What you are asked to do
Below are the records. List every line holding the word "Vermont".

--- begin Source records ---

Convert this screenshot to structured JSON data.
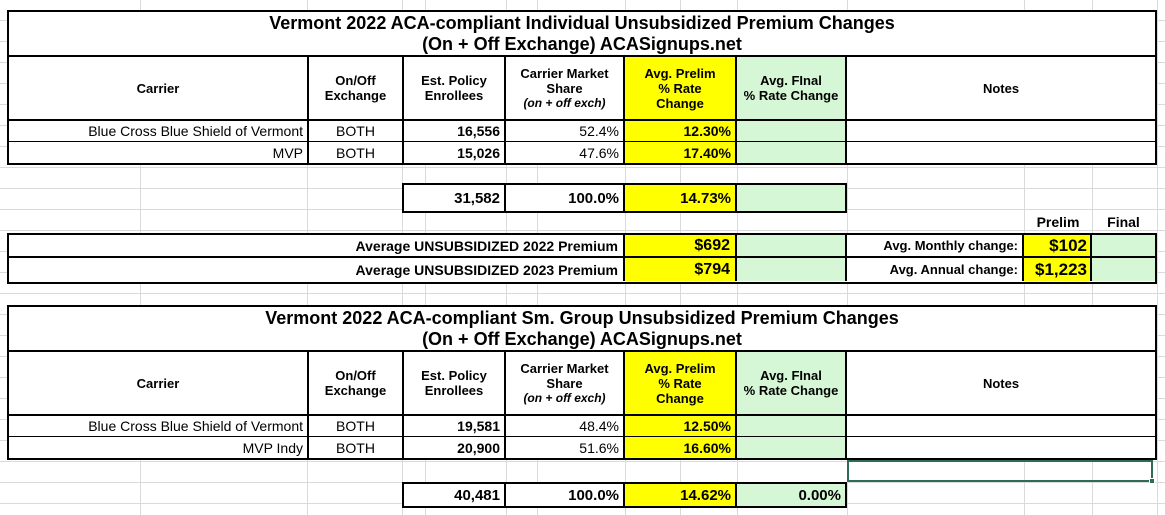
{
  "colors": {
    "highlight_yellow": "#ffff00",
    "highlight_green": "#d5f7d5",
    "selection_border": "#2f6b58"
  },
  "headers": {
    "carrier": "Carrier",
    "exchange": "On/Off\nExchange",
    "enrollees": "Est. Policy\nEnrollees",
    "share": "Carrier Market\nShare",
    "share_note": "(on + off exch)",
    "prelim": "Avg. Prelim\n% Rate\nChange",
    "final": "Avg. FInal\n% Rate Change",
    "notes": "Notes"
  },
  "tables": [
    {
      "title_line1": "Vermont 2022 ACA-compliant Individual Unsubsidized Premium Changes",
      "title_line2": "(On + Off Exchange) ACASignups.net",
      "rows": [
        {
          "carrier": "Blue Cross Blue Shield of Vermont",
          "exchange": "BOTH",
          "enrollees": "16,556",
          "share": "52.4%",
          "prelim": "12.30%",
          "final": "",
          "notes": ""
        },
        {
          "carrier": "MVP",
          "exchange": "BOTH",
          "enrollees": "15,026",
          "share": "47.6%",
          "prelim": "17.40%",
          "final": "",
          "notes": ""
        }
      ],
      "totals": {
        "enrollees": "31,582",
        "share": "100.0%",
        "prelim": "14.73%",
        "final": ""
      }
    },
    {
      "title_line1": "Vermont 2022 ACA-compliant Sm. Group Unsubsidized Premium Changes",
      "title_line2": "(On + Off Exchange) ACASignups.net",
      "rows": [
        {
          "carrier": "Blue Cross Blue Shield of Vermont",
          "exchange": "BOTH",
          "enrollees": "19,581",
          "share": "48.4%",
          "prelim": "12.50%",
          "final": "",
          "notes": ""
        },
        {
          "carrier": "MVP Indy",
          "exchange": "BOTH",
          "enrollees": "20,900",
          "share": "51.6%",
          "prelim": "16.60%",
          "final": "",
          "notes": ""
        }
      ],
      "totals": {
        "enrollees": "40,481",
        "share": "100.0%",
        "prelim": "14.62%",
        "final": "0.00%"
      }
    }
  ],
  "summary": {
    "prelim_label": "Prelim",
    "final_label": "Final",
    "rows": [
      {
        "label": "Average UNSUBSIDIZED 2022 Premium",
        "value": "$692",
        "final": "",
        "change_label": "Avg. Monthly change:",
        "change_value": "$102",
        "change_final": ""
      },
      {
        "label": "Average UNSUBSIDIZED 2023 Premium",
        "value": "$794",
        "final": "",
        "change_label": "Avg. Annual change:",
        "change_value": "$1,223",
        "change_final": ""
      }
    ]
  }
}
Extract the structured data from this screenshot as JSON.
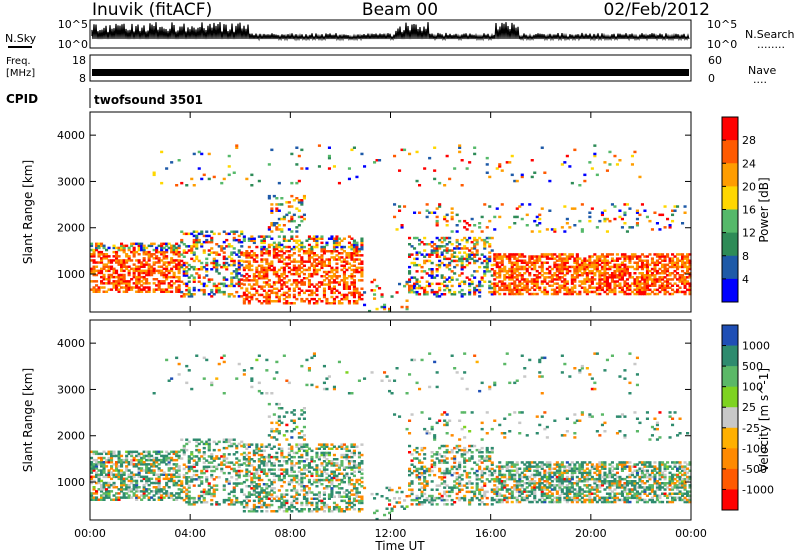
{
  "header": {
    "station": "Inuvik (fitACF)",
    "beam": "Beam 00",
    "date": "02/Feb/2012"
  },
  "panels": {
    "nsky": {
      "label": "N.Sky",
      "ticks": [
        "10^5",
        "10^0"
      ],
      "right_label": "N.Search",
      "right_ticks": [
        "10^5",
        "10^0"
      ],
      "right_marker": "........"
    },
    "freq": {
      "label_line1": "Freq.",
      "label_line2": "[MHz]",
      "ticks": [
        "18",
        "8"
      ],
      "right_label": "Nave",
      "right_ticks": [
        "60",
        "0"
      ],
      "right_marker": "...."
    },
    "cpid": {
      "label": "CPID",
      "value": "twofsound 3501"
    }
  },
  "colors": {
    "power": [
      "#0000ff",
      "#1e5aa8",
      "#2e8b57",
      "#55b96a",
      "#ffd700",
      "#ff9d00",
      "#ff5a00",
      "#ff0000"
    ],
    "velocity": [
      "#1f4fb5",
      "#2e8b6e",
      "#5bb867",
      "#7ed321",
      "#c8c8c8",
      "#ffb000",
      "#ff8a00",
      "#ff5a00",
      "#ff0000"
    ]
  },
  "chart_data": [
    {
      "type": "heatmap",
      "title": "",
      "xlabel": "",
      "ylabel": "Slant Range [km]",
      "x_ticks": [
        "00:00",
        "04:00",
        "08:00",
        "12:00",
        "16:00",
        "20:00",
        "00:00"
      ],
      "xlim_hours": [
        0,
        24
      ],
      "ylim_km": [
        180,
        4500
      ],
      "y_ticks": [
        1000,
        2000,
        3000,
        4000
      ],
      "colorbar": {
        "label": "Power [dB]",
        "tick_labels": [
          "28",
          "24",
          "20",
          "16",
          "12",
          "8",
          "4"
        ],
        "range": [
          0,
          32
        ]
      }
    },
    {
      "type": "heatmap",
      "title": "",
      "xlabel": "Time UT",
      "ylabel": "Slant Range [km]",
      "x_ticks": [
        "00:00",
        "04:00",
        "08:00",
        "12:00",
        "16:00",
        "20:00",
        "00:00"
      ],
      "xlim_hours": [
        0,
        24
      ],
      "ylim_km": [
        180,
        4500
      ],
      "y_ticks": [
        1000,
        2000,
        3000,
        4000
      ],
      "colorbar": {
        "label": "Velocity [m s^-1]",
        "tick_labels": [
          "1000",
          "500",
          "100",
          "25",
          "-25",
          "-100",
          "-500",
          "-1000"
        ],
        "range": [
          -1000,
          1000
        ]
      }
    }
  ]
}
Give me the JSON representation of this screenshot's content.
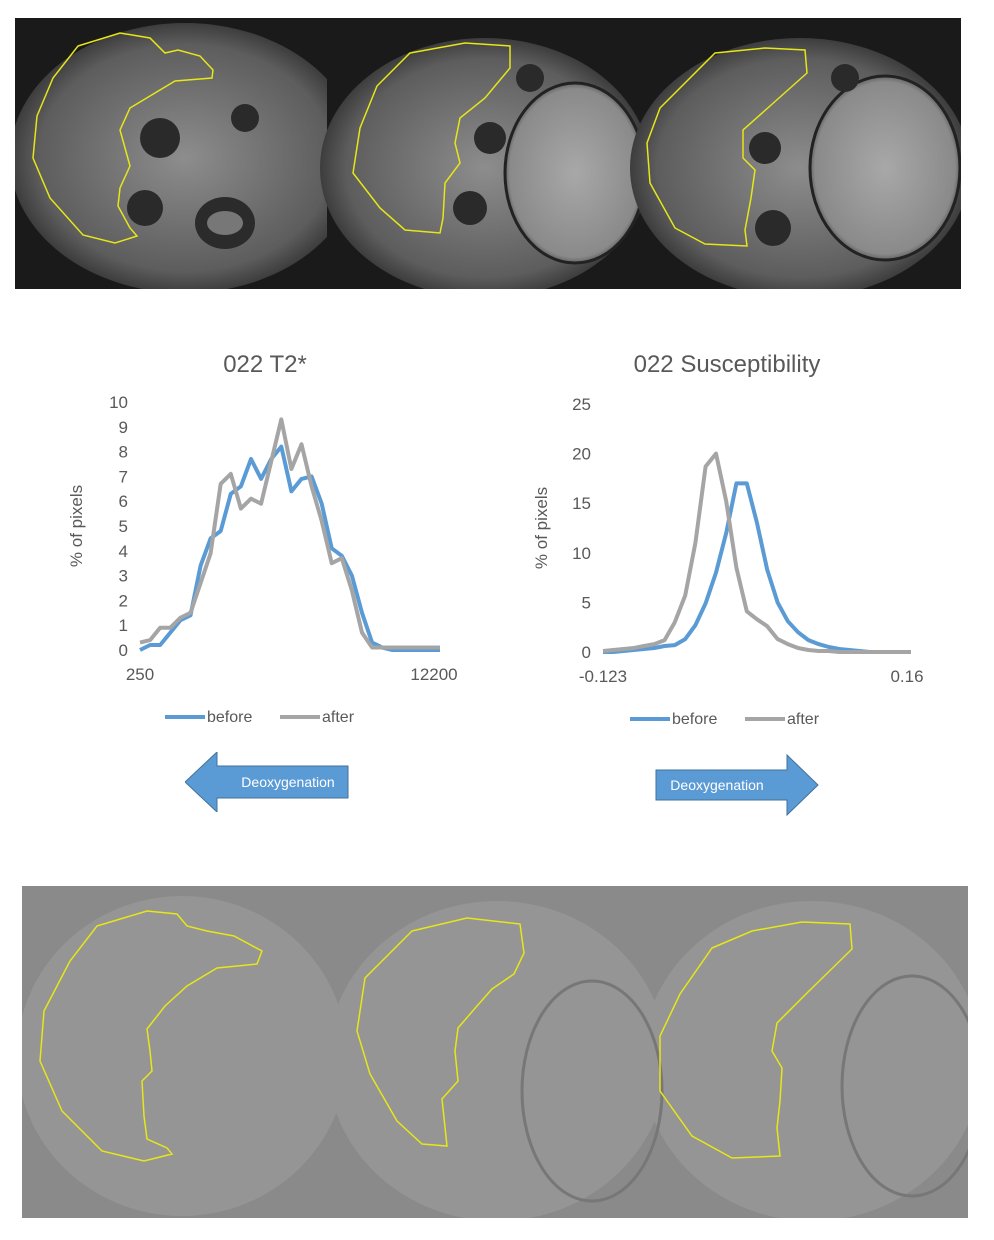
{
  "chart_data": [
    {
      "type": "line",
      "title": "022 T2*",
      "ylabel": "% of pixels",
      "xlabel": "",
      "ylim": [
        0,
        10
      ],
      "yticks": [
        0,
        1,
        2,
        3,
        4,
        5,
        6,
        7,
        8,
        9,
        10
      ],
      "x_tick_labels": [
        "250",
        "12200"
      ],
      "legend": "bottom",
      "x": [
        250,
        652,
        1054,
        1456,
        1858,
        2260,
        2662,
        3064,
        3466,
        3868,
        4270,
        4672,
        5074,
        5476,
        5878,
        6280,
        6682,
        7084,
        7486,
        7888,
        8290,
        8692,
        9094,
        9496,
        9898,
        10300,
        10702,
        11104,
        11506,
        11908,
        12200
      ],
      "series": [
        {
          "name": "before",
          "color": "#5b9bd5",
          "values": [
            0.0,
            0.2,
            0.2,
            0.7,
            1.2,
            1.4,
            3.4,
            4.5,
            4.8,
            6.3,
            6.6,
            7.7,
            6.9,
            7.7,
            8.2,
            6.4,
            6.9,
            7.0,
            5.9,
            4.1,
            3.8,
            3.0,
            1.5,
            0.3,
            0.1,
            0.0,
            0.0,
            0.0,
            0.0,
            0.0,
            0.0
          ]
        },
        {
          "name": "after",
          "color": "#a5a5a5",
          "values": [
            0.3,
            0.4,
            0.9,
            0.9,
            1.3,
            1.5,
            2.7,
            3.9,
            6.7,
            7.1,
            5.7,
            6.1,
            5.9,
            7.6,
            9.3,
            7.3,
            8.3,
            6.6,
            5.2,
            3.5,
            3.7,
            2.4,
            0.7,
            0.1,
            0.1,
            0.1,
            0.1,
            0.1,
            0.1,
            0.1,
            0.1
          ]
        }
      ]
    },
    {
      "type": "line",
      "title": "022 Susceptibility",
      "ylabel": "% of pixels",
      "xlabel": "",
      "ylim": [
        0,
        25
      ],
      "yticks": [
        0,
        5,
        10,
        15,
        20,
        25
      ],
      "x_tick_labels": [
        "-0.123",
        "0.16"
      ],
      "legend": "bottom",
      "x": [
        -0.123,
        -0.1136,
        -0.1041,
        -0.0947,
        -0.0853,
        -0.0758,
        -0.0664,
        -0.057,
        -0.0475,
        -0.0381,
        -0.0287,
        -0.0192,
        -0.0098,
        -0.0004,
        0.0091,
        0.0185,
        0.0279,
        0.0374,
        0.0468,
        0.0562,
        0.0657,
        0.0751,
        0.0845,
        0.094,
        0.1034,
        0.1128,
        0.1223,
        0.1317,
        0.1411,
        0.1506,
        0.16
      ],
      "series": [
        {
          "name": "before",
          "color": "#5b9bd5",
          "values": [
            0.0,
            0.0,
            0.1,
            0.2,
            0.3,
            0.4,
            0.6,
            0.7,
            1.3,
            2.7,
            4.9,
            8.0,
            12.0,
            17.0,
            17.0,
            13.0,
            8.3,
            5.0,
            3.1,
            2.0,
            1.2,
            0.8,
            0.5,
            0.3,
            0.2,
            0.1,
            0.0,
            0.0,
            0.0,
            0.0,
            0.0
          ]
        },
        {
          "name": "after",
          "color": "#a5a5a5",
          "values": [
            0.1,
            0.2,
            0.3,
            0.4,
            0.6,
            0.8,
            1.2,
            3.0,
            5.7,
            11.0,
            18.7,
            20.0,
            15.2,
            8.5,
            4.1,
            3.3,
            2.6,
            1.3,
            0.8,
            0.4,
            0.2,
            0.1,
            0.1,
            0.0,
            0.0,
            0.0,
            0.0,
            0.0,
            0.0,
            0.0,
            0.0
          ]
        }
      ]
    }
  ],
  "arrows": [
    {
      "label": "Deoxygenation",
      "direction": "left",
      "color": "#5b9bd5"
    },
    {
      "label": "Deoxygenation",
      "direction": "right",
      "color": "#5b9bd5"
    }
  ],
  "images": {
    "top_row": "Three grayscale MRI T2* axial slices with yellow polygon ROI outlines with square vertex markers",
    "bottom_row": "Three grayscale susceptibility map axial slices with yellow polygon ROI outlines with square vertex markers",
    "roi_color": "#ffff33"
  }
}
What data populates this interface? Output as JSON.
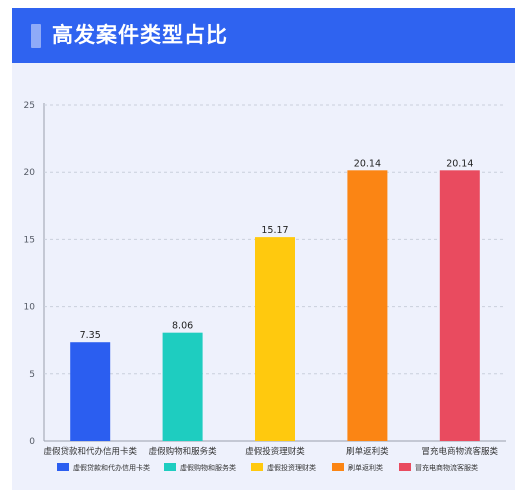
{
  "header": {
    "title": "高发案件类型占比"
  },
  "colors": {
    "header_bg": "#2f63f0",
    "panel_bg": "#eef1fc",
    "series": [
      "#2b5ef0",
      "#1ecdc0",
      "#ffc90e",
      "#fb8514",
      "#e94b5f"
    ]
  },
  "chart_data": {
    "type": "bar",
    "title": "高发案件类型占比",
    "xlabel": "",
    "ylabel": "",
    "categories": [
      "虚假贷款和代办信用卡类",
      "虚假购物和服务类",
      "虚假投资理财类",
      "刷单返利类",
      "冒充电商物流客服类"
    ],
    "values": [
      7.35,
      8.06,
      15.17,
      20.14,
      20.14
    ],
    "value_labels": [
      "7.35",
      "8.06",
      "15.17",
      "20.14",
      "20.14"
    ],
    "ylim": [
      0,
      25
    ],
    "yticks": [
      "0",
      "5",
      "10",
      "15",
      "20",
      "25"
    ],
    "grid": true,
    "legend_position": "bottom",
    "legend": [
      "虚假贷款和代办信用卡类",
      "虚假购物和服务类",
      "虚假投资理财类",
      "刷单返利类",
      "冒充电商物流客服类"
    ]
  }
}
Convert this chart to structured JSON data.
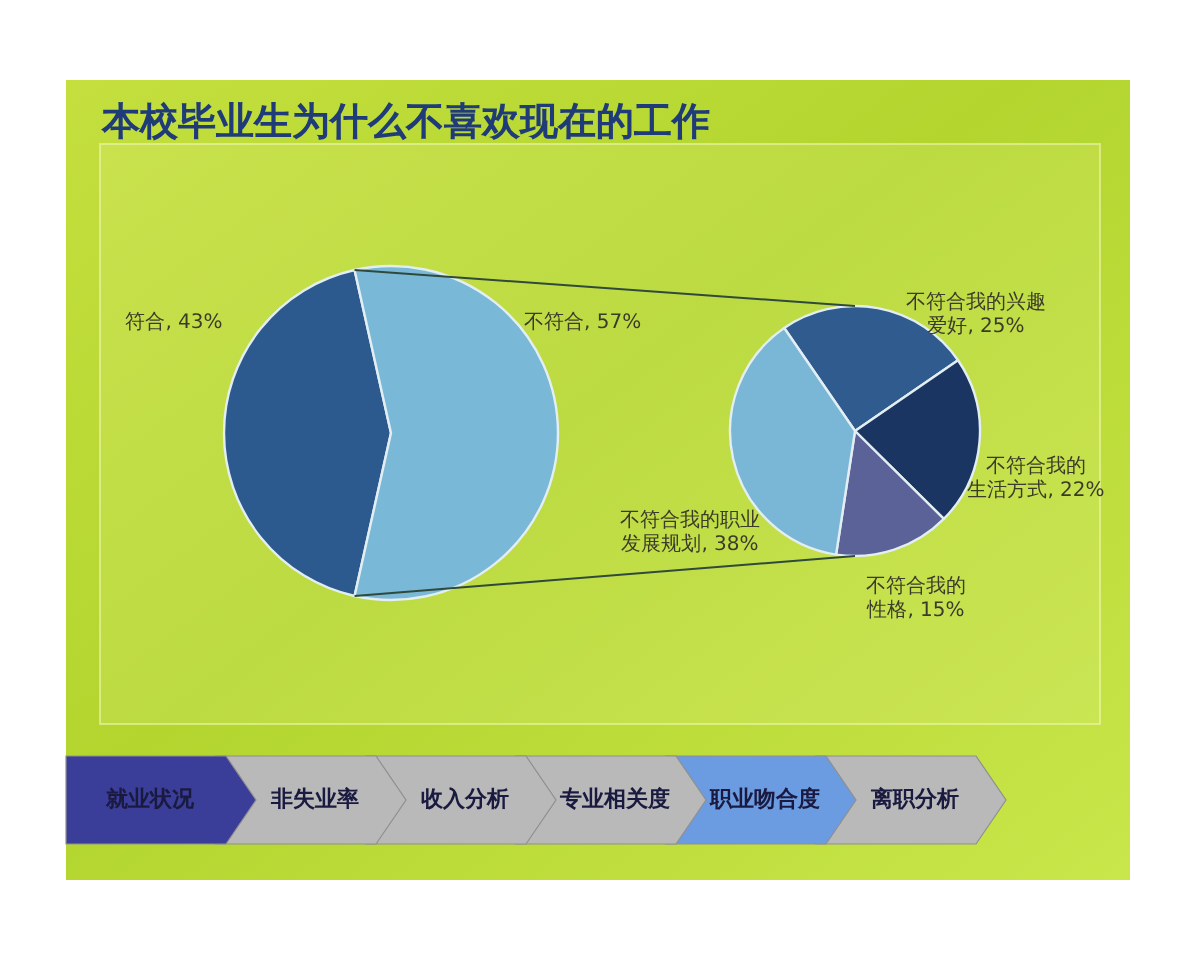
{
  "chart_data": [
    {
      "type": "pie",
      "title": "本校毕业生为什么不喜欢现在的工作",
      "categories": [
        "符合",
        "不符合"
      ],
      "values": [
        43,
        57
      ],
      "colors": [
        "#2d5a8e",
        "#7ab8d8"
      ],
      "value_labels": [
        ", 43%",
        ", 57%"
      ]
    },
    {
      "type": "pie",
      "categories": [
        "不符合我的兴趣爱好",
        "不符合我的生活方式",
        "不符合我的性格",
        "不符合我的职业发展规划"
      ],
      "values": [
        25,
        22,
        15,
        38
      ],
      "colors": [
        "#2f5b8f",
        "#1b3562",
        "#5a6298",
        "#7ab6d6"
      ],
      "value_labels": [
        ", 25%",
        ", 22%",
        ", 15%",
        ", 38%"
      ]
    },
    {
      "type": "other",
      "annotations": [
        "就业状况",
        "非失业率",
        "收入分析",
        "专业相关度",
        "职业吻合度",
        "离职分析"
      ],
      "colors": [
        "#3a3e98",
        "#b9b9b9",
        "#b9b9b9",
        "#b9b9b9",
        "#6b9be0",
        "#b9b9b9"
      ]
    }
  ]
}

--- end Source records ---

Reply
      "title_line1": "Vermont 2022 ACA-compliant Individual Unsubsidized Premium Changes",
          "carrier": "Blue Cross Blue Shield of Vermont",
      "title_line1": "Vermont 2022 ACA-compliant Sm. Group Unsubsidized Premium Changes",
          "carrier": "Blue Cross Blue Shield of Vermont",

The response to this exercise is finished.